#### GIVEN REQUEST
Search the data for the string "this" and gather each line it is in.

#### PROVIDED RECORDS
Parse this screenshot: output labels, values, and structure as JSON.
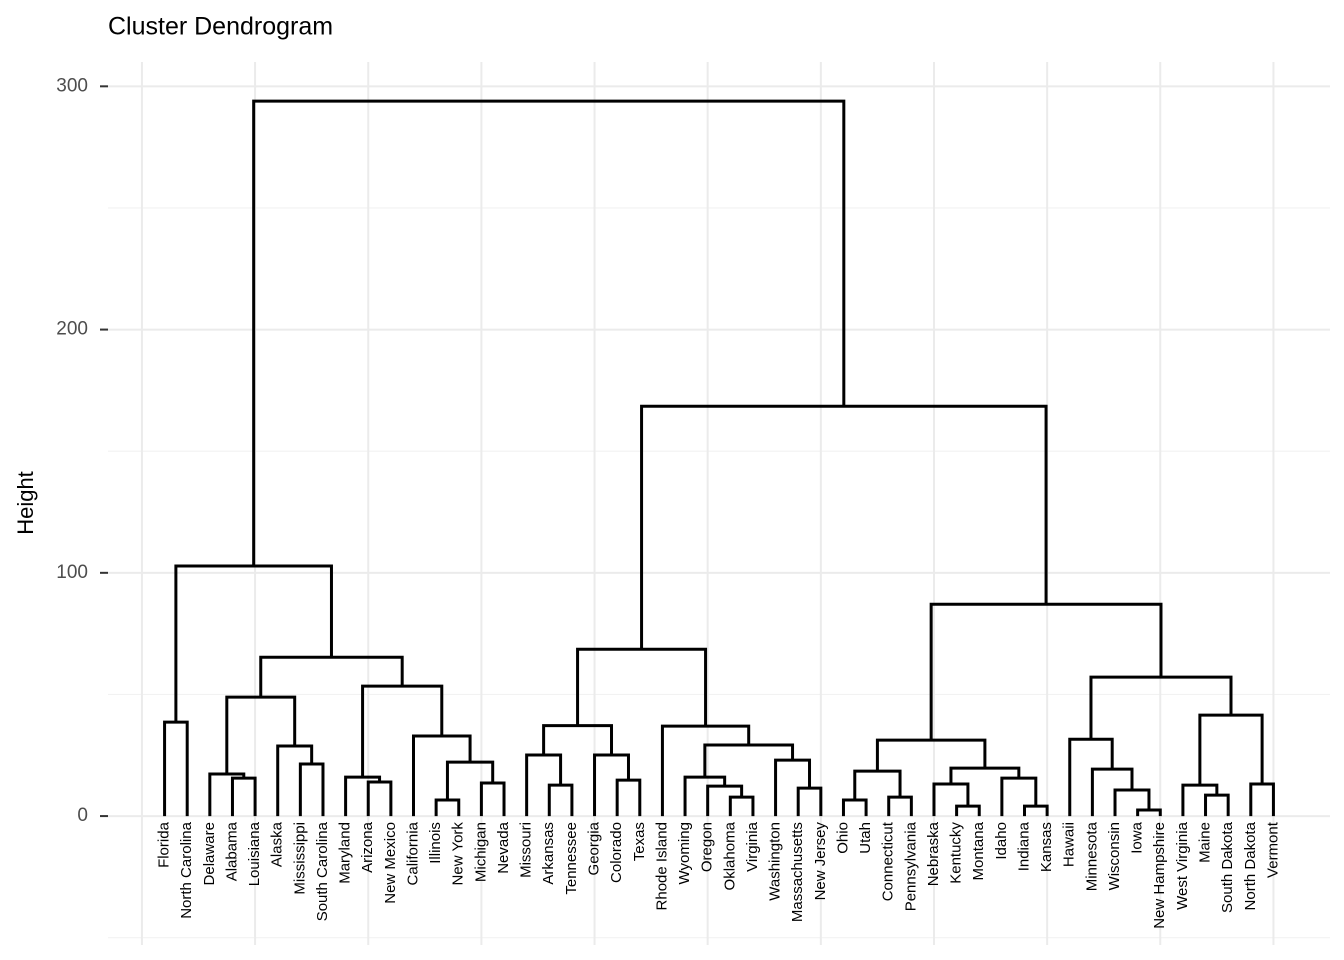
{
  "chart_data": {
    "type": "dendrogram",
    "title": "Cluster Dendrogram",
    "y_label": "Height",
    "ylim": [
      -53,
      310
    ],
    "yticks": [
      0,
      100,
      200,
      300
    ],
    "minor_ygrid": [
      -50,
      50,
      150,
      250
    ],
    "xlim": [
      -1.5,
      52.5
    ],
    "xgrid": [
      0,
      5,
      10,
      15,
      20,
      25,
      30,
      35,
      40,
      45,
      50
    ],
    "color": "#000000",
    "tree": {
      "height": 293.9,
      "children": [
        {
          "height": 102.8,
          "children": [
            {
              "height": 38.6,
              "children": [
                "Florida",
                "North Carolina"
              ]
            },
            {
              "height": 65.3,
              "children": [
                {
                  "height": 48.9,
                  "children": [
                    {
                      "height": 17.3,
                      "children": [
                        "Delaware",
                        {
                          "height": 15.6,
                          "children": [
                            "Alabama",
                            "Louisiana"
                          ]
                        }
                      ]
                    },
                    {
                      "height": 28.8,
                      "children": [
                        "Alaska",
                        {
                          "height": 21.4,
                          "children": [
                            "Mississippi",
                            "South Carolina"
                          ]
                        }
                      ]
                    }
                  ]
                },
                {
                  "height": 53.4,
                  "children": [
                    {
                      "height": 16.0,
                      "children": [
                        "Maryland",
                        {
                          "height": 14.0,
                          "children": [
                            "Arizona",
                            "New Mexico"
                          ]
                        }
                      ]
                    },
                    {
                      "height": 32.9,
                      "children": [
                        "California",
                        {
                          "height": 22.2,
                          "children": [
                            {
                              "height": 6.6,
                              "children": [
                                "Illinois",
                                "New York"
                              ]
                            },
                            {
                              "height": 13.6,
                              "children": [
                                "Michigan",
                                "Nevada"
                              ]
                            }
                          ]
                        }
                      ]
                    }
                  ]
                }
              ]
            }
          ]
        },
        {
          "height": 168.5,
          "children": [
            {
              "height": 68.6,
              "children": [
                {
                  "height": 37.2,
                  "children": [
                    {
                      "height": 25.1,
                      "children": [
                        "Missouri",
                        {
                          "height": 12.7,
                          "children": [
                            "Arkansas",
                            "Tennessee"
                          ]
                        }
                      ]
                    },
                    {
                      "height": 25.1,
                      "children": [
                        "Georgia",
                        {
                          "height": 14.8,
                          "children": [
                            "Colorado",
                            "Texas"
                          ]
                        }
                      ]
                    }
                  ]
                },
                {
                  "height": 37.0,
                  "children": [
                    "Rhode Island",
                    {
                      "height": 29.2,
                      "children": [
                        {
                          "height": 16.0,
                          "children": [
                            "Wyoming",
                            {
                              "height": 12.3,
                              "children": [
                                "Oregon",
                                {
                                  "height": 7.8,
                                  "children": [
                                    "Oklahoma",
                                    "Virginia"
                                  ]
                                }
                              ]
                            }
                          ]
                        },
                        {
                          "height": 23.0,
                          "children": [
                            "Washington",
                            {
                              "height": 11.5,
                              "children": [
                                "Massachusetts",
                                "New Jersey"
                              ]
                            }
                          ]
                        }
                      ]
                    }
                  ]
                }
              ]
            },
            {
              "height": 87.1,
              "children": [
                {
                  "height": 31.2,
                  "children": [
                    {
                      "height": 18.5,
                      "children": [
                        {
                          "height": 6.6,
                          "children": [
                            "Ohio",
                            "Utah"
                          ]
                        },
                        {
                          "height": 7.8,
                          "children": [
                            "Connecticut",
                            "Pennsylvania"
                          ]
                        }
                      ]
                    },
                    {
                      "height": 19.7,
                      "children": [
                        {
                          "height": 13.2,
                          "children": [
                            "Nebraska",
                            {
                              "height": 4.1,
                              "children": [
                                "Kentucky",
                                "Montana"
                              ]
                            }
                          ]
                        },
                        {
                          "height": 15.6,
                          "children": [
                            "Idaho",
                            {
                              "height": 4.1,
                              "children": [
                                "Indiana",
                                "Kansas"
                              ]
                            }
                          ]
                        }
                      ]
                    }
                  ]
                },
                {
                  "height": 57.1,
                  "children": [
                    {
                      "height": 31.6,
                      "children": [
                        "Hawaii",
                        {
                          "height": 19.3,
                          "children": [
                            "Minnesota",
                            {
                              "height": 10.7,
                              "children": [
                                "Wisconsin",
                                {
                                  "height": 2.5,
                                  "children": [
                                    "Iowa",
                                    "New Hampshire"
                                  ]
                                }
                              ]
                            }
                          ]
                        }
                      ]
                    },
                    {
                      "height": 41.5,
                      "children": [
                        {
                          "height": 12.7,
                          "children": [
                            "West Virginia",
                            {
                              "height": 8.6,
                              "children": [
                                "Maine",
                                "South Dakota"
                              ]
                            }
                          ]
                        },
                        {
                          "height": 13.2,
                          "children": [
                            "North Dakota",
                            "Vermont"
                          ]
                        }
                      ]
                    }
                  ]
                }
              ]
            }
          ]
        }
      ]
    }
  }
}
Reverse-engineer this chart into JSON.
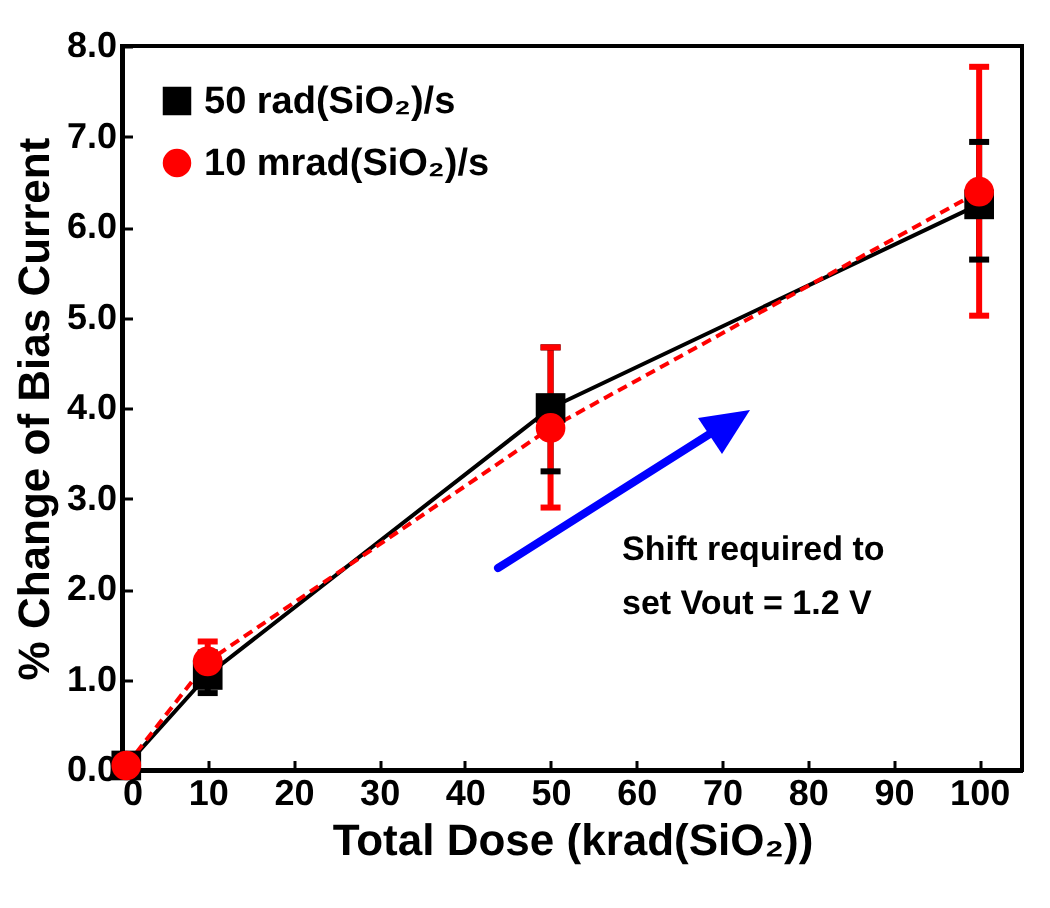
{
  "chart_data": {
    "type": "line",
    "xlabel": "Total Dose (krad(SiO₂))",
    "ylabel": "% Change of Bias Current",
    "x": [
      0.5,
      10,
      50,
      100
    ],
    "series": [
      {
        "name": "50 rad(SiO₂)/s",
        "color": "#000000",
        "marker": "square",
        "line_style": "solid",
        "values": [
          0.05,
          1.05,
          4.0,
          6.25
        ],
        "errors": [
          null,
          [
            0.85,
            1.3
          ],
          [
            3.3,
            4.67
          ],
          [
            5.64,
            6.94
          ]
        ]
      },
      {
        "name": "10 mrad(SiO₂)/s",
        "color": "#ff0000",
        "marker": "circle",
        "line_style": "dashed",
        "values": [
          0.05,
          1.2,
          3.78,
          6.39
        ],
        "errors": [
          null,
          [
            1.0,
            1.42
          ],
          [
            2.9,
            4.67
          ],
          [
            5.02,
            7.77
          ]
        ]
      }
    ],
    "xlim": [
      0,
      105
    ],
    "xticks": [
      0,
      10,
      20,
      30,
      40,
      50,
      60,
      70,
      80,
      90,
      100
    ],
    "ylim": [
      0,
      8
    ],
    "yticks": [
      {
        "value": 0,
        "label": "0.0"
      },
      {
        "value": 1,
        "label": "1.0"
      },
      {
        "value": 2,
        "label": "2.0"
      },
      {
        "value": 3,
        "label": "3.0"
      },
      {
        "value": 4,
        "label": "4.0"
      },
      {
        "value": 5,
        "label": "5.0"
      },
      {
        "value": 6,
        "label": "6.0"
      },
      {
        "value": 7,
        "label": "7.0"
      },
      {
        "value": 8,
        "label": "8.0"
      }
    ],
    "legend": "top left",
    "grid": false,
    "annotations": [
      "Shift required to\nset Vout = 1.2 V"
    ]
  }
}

---

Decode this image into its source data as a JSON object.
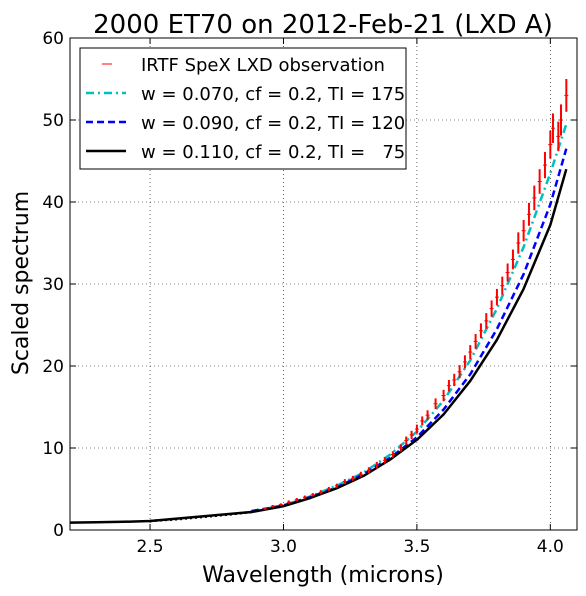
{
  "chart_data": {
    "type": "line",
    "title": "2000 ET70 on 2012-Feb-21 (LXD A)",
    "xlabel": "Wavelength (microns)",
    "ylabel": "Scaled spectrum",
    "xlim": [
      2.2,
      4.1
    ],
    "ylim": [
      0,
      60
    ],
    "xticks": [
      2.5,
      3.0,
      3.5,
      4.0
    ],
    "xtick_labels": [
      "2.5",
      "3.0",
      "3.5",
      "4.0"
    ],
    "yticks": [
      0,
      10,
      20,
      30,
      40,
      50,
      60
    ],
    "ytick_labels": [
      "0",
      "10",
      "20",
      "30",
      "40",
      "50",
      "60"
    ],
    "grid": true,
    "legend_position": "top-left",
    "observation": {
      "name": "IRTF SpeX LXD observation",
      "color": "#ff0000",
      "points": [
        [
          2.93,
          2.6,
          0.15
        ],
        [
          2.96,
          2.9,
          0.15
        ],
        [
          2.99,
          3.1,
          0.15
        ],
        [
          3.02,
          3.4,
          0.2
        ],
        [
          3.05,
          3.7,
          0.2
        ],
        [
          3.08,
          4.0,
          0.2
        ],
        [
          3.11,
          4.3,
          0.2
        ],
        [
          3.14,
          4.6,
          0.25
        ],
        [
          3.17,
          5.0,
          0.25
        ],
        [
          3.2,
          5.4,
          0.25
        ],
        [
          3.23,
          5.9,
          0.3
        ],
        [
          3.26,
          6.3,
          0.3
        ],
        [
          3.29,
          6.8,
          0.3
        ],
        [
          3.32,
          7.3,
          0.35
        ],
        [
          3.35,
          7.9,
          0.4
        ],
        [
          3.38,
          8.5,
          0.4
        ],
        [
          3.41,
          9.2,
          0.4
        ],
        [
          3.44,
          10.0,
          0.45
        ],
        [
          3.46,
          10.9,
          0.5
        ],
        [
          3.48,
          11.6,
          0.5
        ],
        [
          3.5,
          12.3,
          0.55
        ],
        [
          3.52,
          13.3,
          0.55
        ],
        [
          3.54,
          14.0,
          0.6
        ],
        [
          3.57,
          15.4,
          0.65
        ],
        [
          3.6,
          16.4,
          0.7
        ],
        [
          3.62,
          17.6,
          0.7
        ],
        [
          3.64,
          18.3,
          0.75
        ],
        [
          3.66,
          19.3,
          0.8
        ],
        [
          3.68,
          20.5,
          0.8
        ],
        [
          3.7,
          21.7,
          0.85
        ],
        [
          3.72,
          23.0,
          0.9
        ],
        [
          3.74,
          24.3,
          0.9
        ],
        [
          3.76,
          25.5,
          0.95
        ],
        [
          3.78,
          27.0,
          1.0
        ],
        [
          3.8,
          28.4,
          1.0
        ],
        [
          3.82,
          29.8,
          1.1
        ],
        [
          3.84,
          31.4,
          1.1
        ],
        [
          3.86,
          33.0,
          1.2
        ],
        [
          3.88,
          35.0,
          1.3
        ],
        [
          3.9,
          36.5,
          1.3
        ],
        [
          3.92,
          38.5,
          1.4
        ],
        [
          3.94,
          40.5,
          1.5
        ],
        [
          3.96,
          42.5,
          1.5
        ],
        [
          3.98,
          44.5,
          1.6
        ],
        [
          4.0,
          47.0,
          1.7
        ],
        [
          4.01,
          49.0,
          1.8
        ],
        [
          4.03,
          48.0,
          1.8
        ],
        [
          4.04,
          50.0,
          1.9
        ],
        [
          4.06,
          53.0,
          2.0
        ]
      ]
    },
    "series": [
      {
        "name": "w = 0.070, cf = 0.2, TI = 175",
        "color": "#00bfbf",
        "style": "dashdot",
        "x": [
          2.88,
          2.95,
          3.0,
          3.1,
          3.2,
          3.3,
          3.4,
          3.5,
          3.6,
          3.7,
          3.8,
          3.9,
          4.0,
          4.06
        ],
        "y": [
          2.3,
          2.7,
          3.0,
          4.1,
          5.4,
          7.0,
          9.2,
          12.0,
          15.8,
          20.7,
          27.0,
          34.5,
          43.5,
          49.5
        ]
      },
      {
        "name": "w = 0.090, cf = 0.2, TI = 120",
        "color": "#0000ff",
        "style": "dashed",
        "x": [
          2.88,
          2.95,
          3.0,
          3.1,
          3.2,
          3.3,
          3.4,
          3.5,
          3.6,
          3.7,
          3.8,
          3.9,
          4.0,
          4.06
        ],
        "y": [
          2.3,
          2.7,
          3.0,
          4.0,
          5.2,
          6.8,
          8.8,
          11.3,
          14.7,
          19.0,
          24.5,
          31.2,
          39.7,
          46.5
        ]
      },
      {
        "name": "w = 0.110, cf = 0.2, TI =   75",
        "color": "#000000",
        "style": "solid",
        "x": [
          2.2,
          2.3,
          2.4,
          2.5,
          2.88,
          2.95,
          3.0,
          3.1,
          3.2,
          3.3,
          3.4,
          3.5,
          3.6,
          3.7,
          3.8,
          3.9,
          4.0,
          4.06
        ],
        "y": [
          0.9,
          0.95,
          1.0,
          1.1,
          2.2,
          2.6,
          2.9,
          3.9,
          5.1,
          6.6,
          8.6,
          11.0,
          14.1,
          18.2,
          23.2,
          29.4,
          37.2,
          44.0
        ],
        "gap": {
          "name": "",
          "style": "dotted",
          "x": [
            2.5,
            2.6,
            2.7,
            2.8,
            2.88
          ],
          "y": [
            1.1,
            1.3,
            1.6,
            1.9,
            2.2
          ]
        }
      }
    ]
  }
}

--

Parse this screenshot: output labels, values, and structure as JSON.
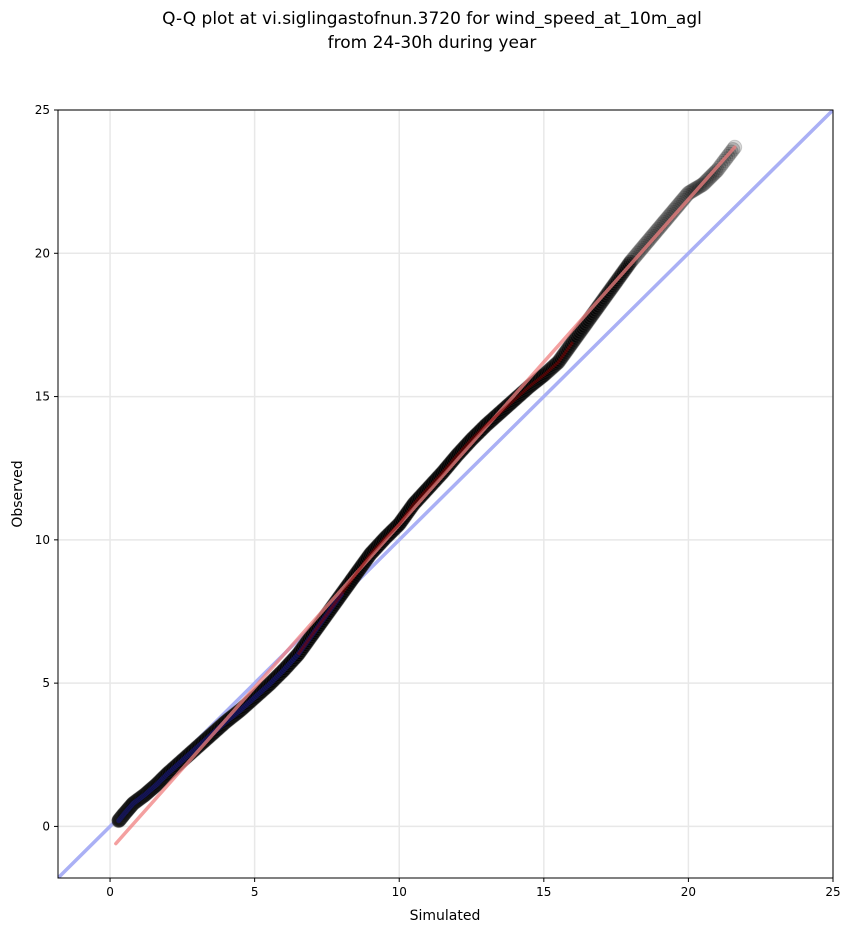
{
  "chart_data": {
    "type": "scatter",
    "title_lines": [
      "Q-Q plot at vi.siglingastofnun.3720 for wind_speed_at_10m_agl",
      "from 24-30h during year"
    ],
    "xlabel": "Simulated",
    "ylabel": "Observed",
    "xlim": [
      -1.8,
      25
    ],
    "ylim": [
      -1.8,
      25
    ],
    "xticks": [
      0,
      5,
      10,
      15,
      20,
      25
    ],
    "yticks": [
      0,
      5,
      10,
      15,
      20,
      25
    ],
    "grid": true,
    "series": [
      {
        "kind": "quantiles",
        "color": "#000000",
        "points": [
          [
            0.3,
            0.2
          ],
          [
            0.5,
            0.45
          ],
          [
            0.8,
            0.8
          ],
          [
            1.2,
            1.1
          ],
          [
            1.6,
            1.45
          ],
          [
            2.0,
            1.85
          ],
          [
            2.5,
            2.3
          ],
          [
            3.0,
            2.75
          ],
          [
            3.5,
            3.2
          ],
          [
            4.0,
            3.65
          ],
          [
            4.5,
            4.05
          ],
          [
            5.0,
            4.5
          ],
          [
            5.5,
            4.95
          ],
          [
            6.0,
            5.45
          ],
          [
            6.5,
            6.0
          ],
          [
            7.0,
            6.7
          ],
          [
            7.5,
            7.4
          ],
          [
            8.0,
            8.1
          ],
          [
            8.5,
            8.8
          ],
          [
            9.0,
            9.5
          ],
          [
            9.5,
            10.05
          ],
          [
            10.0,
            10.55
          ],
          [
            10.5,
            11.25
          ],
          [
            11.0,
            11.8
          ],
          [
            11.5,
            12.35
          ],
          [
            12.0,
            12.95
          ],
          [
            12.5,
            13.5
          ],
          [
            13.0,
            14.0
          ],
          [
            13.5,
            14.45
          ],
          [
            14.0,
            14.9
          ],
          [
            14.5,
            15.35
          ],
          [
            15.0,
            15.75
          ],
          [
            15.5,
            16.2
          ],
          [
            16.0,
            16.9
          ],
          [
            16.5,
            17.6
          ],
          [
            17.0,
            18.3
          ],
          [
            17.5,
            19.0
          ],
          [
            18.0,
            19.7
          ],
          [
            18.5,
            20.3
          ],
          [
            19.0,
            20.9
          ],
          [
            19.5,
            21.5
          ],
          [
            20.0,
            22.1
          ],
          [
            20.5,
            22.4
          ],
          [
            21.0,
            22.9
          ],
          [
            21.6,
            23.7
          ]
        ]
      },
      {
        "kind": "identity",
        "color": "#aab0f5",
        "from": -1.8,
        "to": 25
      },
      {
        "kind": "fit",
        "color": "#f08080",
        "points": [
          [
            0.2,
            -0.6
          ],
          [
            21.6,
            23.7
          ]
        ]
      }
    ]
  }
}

#### OUTPUT OF THE TASK
Parse this screenshot: output labels, values, and structure as JSON.
Reverse-engineer this chart into JSON.
Decode this image into its source data as a JSON object.
Parse this screenshot: output labels, values, and structure as JSON.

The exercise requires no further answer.